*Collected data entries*
● ● ● ● ● ● ●
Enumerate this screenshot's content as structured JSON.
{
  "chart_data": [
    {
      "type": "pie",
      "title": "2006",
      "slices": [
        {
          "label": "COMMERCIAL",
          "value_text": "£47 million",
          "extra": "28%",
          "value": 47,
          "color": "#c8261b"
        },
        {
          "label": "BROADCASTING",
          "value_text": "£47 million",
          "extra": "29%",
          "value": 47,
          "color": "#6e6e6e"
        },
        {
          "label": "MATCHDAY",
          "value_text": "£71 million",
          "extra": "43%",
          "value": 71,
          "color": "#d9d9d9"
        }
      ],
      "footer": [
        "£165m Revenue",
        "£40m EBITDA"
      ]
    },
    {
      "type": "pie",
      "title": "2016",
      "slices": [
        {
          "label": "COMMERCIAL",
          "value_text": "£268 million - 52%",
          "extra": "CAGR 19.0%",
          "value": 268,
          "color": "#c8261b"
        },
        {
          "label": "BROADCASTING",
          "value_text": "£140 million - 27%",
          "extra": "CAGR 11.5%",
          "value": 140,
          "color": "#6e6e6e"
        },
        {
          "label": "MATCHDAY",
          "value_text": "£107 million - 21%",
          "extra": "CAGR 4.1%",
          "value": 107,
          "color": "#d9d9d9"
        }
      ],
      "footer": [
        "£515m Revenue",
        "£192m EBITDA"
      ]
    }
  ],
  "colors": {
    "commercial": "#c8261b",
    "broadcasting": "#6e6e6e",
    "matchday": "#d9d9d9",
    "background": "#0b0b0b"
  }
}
● ● ● ● ● ● ●
*SET TASK*
Extract the data in full. Keep it word for word.

*THE RESPONSE*
Enumerate this screenshot's content as structured JSON.
{
  "chart_data": [
    {
      "type": "pie",
      "title": "2006",
      "slices": [
        {
          "label": "COMMERCIAL",
          "value_text": "£47 million",
          "extra": "28%",
          "value": 47,
          "color": "#c8261b"
        },
        {
          "label": "BROADCASTING",
          "value_text": "£47 million",
          "extra": "29%",
          "value": 47,
          "color": "#6e6e6e"
        },
        {
          "label": "MATCHDAY",
          "value_text": "£71 million",
          "extra": "43%",
          "value": 71,
          "color": "#d9d9d9"
        }
      ],
      "footer": [
        "£165m Revenue",
        "£40m EBITDA"
      ]
    },
    {
      "type": "pie",
      "title": "2016",
      "slices": [
        {
          "label": "COMMERCIAL",
          "value_text": "£268 million - 52%",
          "extra": "CAGR 19.0%",
          "value": 268,
          "color": "#c8261b"
        },
        {
          "label": "BROADCASTING",
          "value_text": "£140 million - 27%",
          "extra": "CAGR 11.5%",
          "value": 140,
          "color": "#6e6e6e"
        },
        {
          "label": "MATCHDAY",
          "value_text": "£107 million - 21%",
          "extra": "CAGR 4.1%",
          "value": 107,
          "color": "#d9d9d9"
        }
      ],
      "footer": [
        "£515m Revenue",
        "£192m EBITDA"
      ]
    }
  ],
  "colors": {
    "commercial": "#c8261b",
    "broadcasting": "#6e6e6e",
    "matchday": "#d9d9d9",
    "background": "#0b0b0b"
  }
}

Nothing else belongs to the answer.